→ **Exercise directions**
Reproduce every record below exactly as written, but leave out any pictures.
[Start of Data for processing]
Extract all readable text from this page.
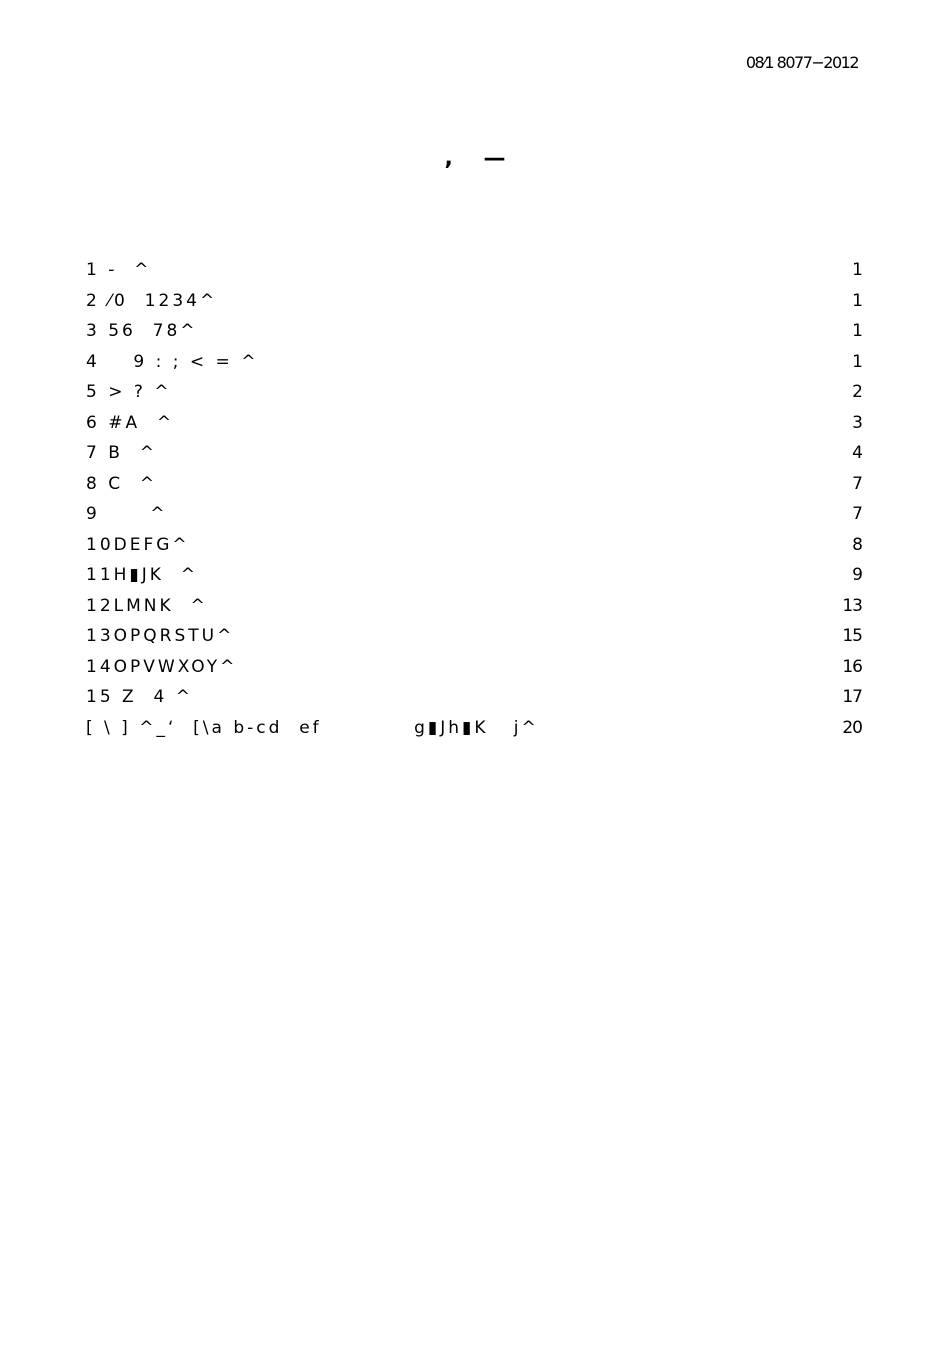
08⁄1 8077−2012
,    —
1 ‐  ^	1
2 ⁄0  1234^	1
3 56  78^	1
4    9 : ; < = ^	1
5 > ? ^	2
6 #A  ^	3
7 B  ^	4
8 C  ^	7
9      ^	7
10DEFG^	8
11H▮JK  ^	9
12LMNK  ^	13
13OPQRSTU^	15
14OPVWXOY^	16
15 Z  4 ^	17
[ \ ] ^_‘  [\a b-cd  ef           g▮Jh▮K   j^	20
[End of Data for processing]
→ **Response to this task**
Extract all readable text from this page.
08⁄1 8077−2012
,    —
1 ‐  ^	1
2 ⁄0  1234^	1
3 56  78^	1
4    9 : ; < = ^	1
5 > ? ^	2
6 #A  ^	3
7 B  ^	4
8 C  ^	7
9      ^	7
10DEFG^	8
11H▮JK  ^	9
12LMNK  ^	13
13OPQRSTU^	15
14OPVWXOY^	16
15 Z  4 ^	17
[ \ ] ^_‘  [\a b-cd  ef           g▮Jh▮K   j^	20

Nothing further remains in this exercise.